WORK REQUIRED
Transcribe the listing word for word.

>> BEGIN EXERCISE INPUT

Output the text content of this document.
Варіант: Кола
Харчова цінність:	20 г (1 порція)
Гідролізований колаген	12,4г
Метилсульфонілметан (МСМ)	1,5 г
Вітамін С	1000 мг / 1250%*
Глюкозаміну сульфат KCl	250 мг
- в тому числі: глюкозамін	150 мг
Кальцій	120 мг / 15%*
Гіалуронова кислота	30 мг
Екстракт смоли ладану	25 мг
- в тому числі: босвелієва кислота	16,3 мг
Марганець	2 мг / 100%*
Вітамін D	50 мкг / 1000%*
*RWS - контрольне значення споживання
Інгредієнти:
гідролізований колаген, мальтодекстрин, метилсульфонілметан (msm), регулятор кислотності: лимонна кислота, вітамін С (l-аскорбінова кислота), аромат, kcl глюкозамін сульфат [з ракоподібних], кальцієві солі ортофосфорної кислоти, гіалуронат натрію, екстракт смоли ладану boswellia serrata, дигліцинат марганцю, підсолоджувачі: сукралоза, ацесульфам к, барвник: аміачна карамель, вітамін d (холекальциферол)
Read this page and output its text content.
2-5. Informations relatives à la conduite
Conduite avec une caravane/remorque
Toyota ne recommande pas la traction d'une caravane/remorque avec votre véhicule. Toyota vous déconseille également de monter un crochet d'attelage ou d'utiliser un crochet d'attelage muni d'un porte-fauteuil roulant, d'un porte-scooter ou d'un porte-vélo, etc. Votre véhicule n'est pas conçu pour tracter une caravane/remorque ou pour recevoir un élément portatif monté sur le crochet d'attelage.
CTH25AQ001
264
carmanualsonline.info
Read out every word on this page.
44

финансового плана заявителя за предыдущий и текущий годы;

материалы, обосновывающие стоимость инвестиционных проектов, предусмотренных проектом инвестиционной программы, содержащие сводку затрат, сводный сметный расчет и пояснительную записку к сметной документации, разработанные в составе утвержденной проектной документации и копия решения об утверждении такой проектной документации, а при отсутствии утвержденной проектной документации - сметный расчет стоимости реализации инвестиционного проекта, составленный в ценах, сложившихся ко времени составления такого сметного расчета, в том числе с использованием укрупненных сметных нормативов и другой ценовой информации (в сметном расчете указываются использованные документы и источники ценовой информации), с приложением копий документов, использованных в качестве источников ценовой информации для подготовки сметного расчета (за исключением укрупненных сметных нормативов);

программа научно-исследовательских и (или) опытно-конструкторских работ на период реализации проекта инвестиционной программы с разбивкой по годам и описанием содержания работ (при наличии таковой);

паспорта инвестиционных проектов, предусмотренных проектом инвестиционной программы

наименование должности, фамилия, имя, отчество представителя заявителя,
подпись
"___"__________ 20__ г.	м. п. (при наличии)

>> END EXERCISE INPUT

EXPECTED OUTPUT
Output the text content of this document.
Варіант: Кола
Харчова цінність:	20 г (1 порція)
Гідролізований колаген	12,4г
Метилсульфонілметан (МСМ)	1,5 г
Вітамін С	1000 мг / 1250%*
Глюкозаміну сульфат KCl	250 мг
- в тому числі: глюкозамін	150 мг
Кальцій	120 мг / 15%*
Гіалуронова кислота	30 мг
Екстракт смоли ладану	25 мг
- в тому числі: босвелієва кислота	16,3 мг
Марганець	2 мг / 100%*
Вітамін D	50 мкг / 1000%*
*RWS - контрольне значення споживання
Інгредієнти:
гідролізований колаген, мальтодекстрин, метилсульфонілметан (msm), регулятор кислотності: лимонна кислота, вітамін С (l-аскорбінова кислота), аромат, kcl глюкозамін сульфат [з ракоподібних], кальцієві солі ортофосфорної кислоти, гіалуронат натрію, екстракт смоли ладану boswellia serrata, дигліцинат марганцю, підсолоджувачі: сукралоза, ацесульфам к, барвник: аміачна карамель, вітамін d (холекальциферол)
Read this page and output its text content.
2-5. Informations relatives à la conduite
Conduite avec une caravane/remorque
Toyota ne recommande pas la traction d'une caravane/remorque avec votre véhicule. Toyota vous déconseille également de monter un crochet d'attelage ou d'utiliser un crochet d'attelage muni d'un porte-fauteuil roulant, d'un porte-scooter ou d'un porte-vélo, etc. Votre véhicule n'est pas conçu pour tracter une caravane/remorque ou pour recevoir un élément portatif monté sur le crochet d'attelage.
CTH25AQ001
264
carmanualsonline.info
Read out every word on this page.
44

финансового плана заявителя за предыдущий и текущий годы;

материалы, обосновывающие стоимость инвестиционных проектов, предусмотренных проектом инвестиционной программы, содержащие сводку затрат, сводный сметный расчет и пояснительную записку к сметной документации, разработанные в составе утвержденной проектной документации и копия решения об утверждении такой проектной документации, а при отсутствии утвержденной проектной документации - сметный расчет стоимости реализации инвестиционного проекта, составленный в ценах, сложившихся ко времени составления такого сметного расчета, в том числе с использованием укрупненных сметных нормативов и другой ценовой информации (в сметном расчете указываются использованные документы и источники ценовой информации), с приложением копий документов, использованных в качестве источников ценовой информации для подготовки сметного расчета (за исключением укрупненных сметных нормативов);

программа научно-исследовательских и (или) опытно-конструкторских работ на период реализации проекта инвестиционной программы с разбивкой по годам и описанием содержания работ (при наличии таковой);

паспорта инвестиционных проектов, предусмотренных проектом инвестиционной программы

наименование должности, фамилия, имя, отчество представителя заявителя,
подпись
"___"__________ 20__ г.	м. п. (при наличии)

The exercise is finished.